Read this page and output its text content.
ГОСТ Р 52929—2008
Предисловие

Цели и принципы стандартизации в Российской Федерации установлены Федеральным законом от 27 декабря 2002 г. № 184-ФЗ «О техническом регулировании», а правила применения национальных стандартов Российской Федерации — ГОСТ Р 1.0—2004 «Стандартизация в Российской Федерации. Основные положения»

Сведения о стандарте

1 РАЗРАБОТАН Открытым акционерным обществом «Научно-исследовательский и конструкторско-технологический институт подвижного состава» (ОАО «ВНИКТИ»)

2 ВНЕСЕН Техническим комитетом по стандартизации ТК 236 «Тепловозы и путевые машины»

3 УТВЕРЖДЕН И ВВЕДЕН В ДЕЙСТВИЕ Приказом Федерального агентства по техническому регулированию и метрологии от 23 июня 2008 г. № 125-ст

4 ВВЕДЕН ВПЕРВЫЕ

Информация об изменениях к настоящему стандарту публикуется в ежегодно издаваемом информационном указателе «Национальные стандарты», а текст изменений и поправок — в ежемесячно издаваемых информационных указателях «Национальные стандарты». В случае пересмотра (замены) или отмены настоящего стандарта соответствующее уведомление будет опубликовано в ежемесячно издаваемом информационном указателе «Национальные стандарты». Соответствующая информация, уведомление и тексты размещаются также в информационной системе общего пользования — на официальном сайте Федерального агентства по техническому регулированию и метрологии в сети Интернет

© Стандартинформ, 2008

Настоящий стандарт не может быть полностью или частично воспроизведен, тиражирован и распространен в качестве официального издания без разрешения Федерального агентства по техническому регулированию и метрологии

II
--------------------------------------------------
Work to complete: Go through the data above and find the lines with the word "ГОСТ". Copy each of those lines.

Answer to this problem:
ГОСТ Р 52929—2008
Цели и принципы стандартизации в Российской Федерации установлены Федеральным законом от 27 декабря 2002 г. № 184-ФЗ «О техническом регулировании», а правила применения национальных стандартов Российской Федерации — ГОСТ Р 1.0—2004 «Стандартизация в Российской Федерации. Основные положения»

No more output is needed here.